** start STORED RECORDS **

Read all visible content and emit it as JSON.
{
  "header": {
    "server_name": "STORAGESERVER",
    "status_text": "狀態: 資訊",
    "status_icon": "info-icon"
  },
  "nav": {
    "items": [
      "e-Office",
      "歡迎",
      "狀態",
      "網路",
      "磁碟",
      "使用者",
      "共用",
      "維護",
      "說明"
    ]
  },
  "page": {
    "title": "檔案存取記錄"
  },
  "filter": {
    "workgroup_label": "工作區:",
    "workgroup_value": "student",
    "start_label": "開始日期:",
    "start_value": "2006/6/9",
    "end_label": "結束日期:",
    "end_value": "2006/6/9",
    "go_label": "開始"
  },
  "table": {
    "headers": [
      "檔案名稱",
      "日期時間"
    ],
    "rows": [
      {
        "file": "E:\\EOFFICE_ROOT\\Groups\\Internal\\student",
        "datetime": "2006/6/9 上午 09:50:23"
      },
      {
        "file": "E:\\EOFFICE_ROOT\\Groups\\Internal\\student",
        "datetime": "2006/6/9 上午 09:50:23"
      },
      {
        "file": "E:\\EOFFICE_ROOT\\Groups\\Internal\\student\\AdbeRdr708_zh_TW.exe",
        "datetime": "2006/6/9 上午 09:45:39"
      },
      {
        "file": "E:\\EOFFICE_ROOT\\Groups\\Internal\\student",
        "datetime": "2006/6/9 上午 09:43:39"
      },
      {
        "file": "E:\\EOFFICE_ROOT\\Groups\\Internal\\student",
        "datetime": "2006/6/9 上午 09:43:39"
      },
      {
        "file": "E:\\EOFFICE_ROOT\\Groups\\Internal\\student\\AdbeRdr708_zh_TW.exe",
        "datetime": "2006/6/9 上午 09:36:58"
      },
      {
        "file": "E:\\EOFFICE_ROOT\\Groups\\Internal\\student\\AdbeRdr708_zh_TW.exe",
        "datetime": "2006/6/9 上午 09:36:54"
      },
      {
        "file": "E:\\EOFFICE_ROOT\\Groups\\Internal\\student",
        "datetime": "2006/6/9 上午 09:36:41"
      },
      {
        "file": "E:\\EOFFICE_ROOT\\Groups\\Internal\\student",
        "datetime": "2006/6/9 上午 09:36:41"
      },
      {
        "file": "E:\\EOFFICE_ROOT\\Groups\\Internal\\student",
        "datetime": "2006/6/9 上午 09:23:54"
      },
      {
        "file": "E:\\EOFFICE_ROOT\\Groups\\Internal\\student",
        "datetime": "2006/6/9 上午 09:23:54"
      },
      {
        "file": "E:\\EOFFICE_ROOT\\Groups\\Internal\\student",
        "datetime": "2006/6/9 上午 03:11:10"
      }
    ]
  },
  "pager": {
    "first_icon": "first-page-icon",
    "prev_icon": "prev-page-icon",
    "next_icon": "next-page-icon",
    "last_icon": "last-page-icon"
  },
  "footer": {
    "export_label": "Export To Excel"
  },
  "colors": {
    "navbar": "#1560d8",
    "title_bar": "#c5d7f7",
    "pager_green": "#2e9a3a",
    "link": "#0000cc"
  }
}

** end STORED RECORDS **

Emit the records above again, exactly, with no line skipped.

Read all visible content and emit it as JSON.
{
  "header": {
    "server_name": "STORAGESERVER",
    "status_text": "狀態: 資訊",
    "status_icon": "info-icon"
  },
  "nav": {
    "items": [
      "e-Office",
      "歡迎",
      "狀態",
      "網路",
      "磁碟",
      "使用者",
      "共用",
      "維護",
      "說明"
    ]
  },
  "page": {
    "title": "檔案存取記錄"
  },
  "filter": {
    "workgroup_label": "工作區:",
    "workgroup_value": "student",
    "start_label": "開始日期:",
    "start_value": "2006/6/9",
    "end_label": "結束日期:",
    "end_value": "2006/6/9",
    "go_label": "開始"
  },
  "table": {
    "headers": [
      "檔案名稱",
      "日期時間"
    ],
    "rows": [
      {
        "file": "E:\\EOFFICE_ROOT\\Groups\\Internal\\student",
        "datetime": "2006/6/9 上午 09:50:23"
      },
      {
        "file": "E:\\EOFFICE_ROOT\\Groups\\Internal\\student",
        "datetime": "2006/6/9 上午 09:50:23"
      },
      {
        "file": "E:\\EOFFICE_ROOT\\Groups\\Internal\\student\\AdbeRdr708_zh_TW.exe",
        "datetime": "2006/6/9 上午 09:45:39"
      },
      {
        "file": "E:\\EOFFICE_ROOT\\Groups\\Internal\\student",
        "datetime": "2006/6/9 上午 09:43:39"
      },
      {
        "file": "E:\\EOFFICE_ROOT\\Groups\\Internal\\student",
        "datetime": "2006/6/9 上午 09:43:39"
      },
      {
        "file": "E:\\EOFFICE_ROOT\\Groups\\Internal\\student\\AdbeRdr708_zh_TW.exe",
        "datetime": "2006/6/9 上午 09:36:58"
      },
      {
        "file": "E:\\EOFFICE_ROOT\\Groups\\Internal\\student\\AdbeRdr708_zh_TW.exe",
        "datetime": "2006/6/9 上午 09:36:54"
      },
      {
        "file": "E:\\EOFFICE_ROOT\\Groups\\Internal\\student",
        "datetime": "2006/6/9 上午 09:36:41"
      },
      {
        "file": "E:\\EOFFICE_ROOT\\Groups\\Internal\\student",
        "datetime": "2006/6/9 上午 09:36:41"
      },
      {
        "file": "E:\\EOFFICE_ROOT\\Groups\\Internal\\student",
        "datetime": "2006/6/9 上午 09:23:54"
      },
      {
        "file": "E:\\EOFFICE_ROOT\\Groups\\Internal\\student",
        "datetime": "2006/6/9 上午 09:23:54"
      },
      {
        "file": "E:\\EOFFICE_ROOT\\Groups\\Internal\\student",
        "datetime": "2006/6/9 上午 03:11:10"
      }
    ]
  },
  "pager": {
    "first_icon": "first-page-icon",
    "prev_icon": "prev-page-icon",
    "next_icon": "next-page-icon",
    "last_icon": "last-page-icon"
  },
  "footer": {
    "export_label": "Export To Excel"
  },
  "colors": {
    "navbar": "#1560d8",
    "title_bar": "#c5d7f7",
    "pager_green": "#2e9a3a",
    "link": "#0000cc"
  }
}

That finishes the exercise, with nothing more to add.